--- start ---

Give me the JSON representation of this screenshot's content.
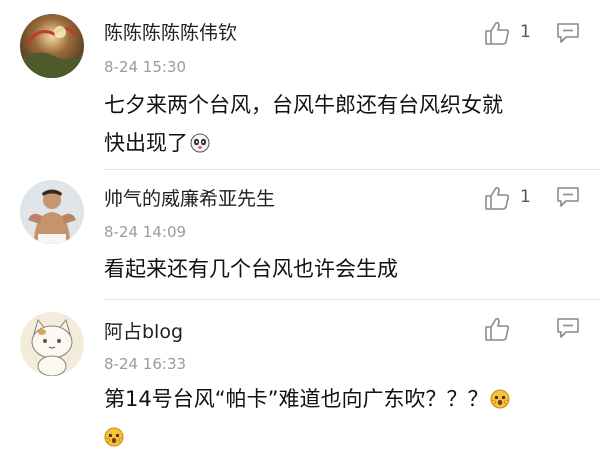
{
  "comments": [
    {
      "username": "陈陈陈陈陈伟钦",
      "time": "8-24 15:30",
      "line1": "七夕来两个台风，台风牛郎还有台风织女就",
      "line2": "快出现了",
      "likes": "1",
      "emoji": "panda-face-icon"
    },
    {
      "username": "帅气的威廉希亚先生",
      "time": "8-24 14:09",
      "line1": "看起来还有几个台风也许会生成",
      "likes": "1"
    },
    {
      "username": "阿占blog",
      "time": "8-24 16:33",
      "line1": "第14号台风“帕卡”难道也向广东吹？？？",
      "likes": "",
      "emoji": "scared-face-icon"
    }
  ]
}
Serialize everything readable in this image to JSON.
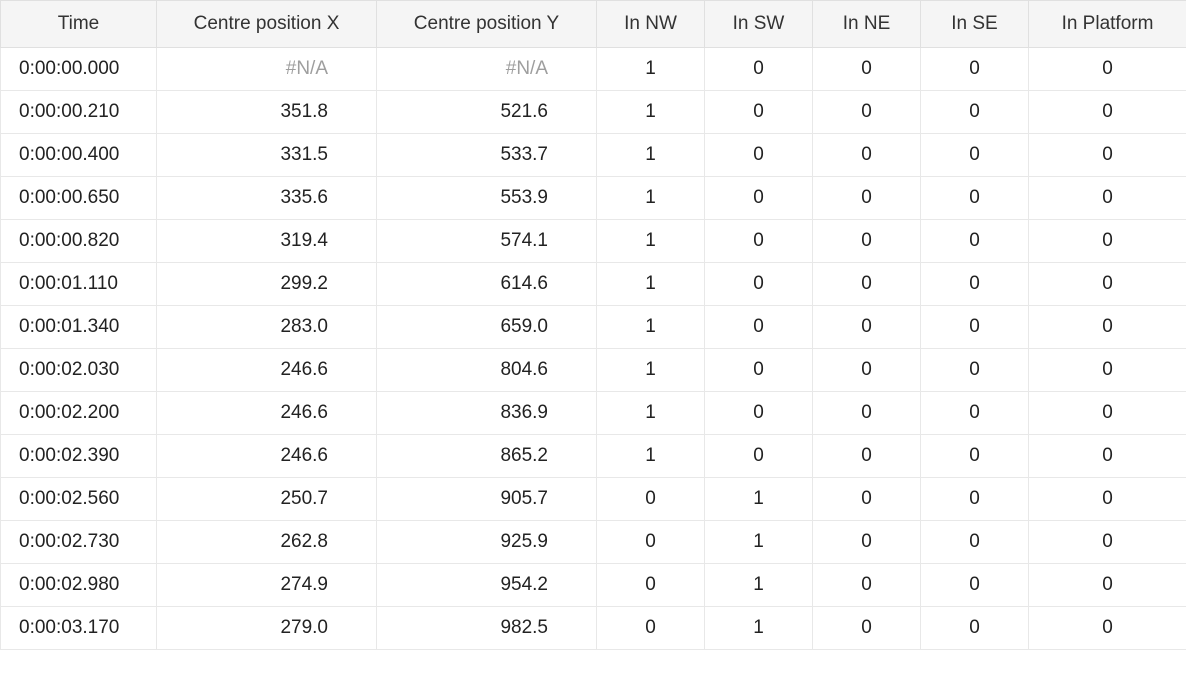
{
  "table": {
    "headers": {
      "time": "Time",
      "posx": "Centre position X",
      "posy": "Centre position Y",
      "nw": "In NW",
      "sw": "In SW",
      "ne": "In NE",
      "se": "In SE",
      "plat": "In Platform"
    },
    "na_label": "#N/A",
    "rows": [
      {
        "time": "0:00:00.000",
        "posx": null,
        "posy": null,
        "nw": "1",
        "sw": "0",
        "ne": "0",
        "se": "0",
        "plat": "0"
      },
      {
        "time": "0:00:00.210",
        "posx": "351.8",
        "posy": "521.6",
        "nw": "1",
        "sw": "0",
        "ne": "0",
        "se": "0",
        "plat": "0"
      },
      {
        "time": "0:00:00.400",
        "posx": "331.5",
        "posy": "533.7",
        "nw": "1",
        "sw": "0",
        "ne": "0",
        "se": "0",
        "plat": "0"
      },
      {
        "time": "0:00:00.650",
        "posx": "335.6",
        "posy": "553.9",
        "nw": "1",
        "sw": "0",
        "ne": "0",
        "se": "0",
        "plat": "0"
      },
      {
        "time": "0:00:00.820",
        "posx": "319.4",
        "posy": "574.1",
        "nw": "1",
        "sw": "0",
        "ne": "0",
        "se": "0",
        "plat": "0"
      },
      {
        "time": "0:00:01.110",
        "posx": "299.2",
        "posy": "614.6",
        "nw": "1",
        "sw": "0",
        "ne": "0",
        "se": "0",
        "plat": "0"
      },
      {
        "time": "0:00:01.340",
        "posx": "283.0",
        "posy": "659.0",
        "nw": "1",
        "sw": "0",
        "ne": "0",
        "se": "0",
        "plat": "0"
      },
      {
        "time": "0:00:02.030",
        "posx": "246.6",
        "posy": "804.6",
        "nw": "1",
        "sw": "0",
        "ne": "0",
        "se": "0",
        "plat": "0"
      },
      {
        "time": "0:00:02.200",
        "posx": "246.6",
        "posy": "836.9",
        "nw": "1",
        "sw": "0",
        "ne": "0",
        "se": "0",
        "plat": "0"
      },
      {
        "time": "0:00:02.390",
        "posx": "246.6",
        "posy": "865.2",
        "nw": "1",
        "sw": "0",
        "ne": "0",
        "se": "0",
        "plat": "0"
      },
      {
        "time": "0:00:02.560",
        "posx": "250.7",
        "posy": "905.7",
        "nw": "0",
        "sw": "1",
        "ne": "0",
        "se": "0",
        "plat": "0"
      },
      {
        "time": "0:00:02.730",
        "posx": "262.8",
        "posy": "925.9",
        "nw": "0",
        "sw": "1",
        "ne": "0",
        "se": "0",
        "plat": "0"
      },
      {
        "time": "0:00:02.980",
        "posx": "274.9",
        "posy": "954.2",
        "nw": "0",
        "sw": "1",
        "ne": "0",
        "se": "0",
        "plat": "0"
      },
      {
        "time": "0:00:03.170",
        "posx": "279.0",
        "posy": "982.5",
        "nw": "0",
        "sw": "1",
        "ne": "0",
        "se": "0",
        "plat": "0"
      }
    ]
  }
}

--- end ---

▶ [Required work]:
Read the data above. Pull out each line in which the string "icon" appears.

▶ [Output of the exercise]:
      "emoji": "panda-face-icon"
      "emoji": "scared-face-icon"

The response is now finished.